GIVEN TASK: Collect every line below that contains the word "title".

PROVIDED ENTRIES:
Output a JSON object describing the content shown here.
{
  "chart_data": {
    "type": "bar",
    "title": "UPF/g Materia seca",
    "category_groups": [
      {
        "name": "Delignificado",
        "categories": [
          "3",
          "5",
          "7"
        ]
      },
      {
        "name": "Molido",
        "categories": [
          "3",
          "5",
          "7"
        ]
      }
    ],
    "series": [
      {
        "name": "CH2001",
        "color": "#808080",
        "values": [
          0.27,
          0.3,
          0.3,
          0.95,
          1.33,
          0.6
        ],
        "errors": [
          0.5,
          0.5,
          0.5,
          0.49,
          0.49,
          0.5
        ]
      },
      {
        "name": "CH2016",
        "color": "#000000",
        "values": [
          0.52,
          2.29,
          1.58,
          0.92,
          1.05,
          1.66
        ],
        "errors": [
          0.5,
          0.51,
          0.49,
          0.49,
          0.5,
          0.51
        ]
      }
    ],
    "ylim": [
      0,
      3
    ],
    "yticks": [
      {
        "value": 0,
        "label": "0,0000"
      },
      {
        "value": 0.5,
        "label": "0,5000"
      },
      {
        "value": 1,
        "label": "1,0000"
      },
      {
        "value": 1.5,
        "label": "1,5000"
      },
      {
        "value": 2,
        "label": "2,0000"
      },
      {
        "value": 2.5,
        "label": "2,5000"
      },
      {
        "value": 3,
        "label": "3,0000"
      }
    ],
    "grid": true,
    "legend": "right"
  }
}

* * *

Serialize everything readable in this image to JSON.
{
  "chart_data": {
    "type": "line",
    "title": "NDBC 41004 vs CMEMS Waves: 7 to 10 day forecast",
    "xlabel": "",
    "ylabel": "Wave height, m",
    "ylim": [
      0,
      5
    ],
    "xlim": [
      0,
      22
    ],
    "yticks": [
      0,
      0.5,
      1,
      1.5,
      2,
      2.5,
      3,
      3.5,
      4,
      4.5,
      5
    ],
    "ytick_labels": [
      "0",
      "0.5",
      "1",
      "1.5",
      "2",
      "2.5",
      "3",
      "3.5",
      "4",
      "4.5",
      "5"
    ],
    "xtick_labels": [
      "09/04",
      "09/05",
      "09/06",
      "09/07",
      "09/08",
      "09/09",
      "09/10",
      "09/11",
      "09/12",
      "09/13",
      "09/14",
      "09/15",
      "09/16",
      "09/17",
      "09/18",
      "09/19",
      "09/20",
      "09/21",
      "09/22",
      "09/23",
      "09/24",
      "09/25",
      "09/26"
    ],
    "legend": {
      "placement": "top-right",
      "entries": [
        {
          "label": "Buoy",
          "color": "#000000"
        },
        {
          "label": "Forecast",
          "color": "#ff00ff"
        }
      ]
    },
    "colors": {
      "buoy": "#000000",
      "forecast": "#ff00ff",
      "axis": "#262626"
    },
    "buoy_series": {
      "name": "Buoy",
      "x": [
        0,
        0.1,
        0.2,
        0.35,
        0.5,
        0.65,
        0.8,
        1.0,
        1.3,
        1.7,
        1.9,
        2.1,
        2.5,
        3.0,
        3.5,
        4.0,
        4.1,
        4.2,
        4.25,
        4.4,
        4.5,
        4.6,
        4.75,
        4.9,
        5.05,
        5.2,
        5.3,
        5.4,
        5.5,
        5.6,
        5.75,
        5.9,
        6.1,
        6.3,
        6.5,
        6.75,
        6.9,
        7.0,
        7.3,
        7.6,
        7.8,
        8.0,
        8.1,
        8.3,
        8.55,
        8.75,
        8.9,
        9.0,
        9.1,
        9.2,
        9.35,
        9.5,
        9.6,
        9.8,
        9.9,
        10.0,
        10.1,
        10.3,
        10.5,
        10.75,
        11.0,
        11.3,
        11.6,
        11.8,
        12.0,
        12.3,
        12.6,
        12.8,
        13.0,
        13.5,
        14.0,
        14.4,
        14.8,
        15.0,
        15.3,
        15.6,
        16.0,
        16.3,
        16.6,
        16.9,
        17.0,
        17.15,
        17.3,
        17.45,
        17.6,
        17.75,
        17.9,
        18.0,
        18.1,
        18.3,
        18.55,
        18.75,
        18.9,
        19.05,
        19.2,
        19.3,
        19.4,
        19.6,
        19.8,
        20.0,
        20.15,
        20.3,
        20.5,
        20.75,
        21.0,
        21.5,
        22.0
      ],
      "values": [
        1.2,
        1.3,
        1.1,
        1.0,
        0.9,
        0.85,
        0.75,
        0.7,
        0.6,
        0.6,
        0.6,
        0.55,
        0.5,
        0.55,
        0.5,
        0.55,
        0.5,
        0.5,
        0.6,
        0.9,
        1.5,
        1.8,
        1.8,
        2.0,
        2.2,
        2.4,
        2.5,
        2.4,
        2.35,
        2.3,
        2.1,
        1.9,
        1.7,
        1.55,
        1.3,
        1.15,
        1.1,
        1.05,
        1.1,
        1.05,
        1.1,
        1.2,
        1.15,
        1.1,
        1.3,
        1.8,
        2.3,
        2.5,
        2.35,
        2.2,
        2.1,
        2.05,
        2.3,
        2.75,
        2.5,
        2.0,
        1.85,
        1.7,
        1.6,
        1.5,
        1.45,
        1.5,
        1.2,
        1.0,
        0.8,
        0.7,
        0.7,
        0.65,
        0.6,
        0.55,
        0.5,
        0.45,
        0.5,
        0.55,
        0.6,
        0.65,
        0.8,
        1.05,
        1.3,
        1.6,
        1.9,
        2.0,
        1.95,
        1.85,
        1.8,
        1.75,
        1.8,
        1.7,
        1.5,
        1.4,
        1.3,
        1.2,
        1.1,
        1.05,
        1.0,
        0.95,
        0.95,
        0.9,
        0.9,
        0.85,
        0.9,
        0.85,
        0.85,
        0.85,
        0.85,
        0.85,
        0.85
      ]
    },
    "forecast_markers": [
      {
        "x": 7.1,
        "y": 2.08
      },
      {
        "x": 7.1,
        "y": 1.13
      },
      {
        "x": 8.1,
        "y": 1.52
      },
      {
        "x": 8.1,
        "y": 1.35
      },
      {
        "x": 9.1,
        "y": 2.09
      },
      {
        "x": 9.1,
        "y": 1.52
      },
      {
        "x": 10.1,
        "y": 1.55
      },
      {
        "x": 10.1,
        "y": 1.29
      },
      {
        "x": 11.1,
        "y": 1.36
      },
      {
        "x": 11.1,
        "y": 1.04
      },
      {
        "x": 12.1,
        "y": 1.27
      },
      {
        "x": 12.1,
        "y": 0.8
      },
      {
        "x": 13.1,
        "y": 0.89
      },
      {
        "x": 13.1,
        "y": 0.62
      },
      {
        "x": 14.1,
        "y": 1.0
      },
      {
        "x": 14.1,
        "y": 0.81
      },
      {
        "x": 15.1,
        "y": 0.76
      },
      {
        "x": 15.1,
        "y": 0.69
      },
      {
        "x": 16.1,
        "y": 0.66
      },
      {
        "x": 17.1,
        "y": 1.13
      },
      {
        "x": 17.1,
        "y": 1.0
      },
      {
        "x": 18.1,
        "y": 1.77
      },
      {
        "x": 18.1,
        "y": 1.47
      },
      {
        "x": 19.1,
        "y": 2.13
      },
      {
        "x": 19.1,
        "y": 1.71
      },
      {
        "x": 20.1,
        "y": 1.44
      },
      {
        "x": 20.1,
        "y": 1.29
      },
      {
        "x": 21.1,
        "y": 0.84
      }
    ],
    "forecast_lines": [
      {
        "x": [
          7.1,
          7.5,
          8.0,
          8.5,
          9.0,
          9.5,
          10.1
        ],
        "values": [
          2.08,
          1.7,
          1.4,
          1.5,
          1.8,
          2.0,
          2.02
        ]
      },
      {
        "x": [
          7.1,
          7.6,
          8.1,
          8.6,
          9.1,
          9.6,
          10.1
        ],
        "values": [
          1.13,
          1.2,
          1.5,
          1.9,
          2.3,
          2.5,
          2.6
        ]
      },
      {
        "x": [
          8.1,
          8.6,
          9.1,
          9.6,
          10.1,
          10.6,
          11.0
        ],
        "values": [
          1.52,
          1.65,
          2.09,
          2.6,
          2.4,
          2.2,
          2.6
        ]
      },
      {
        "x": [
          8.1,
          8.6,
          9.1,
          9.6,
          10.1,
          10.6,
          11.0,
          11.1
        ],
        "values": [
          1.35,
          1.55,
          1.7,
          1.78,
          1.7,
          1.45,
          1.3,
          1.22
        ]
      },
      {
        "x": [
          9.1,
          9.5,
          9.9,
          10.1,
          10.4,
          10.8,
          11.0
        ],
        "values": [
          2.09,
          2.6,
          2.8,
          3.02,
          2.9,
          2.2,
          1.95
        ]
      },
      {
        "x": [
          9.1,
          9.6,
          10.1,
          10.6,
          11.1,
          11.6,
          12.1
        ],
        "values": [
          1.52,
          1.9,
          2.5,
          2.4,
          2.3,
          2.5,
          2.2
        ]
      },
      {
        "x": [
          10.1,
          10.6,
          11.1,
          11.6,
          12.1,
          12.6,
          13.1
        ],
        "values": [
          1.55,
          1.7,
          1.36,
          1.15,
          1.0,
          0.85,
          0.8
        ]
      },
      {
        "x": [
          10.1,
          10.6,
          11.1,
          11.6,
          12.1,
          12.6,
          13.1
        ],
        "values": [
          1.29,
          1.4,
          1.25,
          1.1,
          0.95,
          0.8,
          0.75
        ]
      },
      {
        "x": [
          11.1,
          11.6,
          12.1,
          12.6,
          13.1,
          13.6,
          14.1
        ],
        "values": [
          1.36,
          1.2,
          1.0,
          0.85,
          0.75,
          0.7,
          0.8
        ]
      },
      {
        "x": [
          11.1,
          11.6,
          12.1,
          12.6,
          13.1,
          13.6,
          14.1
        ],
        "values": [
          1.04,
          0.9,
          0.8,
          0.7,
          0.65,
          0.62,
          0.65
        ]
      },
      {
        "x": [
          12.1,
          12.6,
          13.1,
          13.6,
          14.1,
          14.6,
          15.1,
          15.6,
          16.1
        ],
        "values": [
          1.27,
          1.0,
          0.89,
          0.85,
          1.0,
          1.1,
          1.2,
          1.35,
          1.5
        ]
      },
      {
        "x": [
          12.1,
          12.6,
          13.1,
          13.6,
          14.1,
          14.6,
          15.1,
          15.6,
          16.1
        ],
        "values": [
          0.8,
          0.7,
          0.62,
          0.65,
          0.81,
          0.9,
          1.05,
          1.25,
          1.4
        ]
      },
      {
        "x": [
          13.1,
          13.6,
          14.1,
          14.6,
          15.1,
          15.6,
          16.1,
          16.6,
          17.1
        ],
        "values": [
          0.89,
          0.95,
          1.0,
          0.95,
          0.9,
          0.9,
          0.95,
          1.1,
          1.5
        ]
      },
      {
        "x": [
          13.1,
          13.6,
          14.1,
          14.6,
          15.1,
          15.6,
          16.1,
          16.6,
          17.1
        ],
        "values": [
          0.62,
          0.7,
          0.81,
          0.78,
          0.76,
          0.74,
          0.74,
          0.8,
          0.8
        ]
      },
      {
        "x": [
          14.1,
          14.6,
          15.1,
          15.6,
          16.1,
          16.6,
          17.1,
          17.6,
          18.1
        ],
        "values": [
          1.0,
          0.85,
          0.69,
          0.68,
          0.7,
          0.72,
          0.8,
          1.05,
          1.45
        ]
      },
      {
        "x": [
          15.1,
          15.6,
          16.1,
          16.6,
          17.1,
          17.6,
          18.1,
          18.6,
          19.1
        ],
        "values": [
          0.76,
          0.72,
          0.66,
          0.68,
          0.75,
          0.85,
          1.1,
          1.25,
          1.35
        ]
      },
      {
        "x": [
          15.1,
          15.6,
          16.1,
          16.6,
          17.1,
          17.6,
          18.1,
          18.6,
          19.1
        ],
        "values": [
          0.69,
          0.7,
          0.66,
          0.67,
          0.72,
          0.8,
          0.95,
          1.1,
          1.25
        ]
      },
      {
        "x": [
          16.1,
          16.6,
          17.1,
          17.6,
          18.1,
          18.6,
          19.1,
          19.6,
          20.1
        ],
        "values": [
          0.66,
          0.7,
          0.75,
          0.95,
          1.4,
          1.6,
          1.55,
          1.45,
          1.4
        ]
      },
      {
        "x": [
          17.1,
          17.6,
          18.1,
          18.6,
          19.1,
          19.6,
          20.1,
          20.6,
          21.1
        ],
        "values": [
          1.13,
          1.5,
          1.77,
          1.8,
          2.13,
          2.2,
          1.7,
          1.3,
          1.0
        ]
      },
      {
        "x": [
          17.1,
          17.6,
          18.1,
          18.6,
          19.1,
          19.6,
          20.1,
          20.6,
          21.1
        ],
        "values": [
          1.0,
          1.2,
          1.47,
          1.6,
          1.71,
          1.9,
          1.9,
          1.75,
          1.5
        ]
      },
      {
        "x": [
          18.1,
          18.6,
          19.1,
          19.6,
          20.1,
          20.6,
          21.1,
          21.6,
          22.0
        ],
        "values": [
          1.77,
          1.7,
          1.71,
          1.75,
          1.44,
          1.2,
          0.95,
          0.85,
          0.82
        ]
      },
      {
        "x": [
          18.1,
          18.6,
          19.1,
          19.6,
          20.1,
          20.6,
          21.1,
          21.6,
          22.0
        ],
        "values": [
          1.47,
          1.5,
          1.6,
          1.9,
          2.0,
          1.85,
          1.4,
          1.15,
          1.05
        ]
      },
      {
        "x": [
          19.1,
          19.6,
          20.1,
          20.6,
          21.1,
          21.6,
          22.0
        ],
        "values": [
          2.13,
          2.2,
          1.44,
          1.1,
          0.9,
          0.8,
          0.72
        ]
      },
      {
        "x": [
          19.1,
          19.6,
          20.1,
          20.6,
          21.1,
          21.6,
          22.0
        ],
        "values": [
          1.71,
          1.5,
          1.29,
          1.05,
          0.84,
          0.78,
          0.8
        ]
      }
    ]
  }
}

RESULT:
    "title": "UPF/g Materia seca",
    "title": "NDBC 41004 vs CMEMS Waves: 7 to 10 day forecast",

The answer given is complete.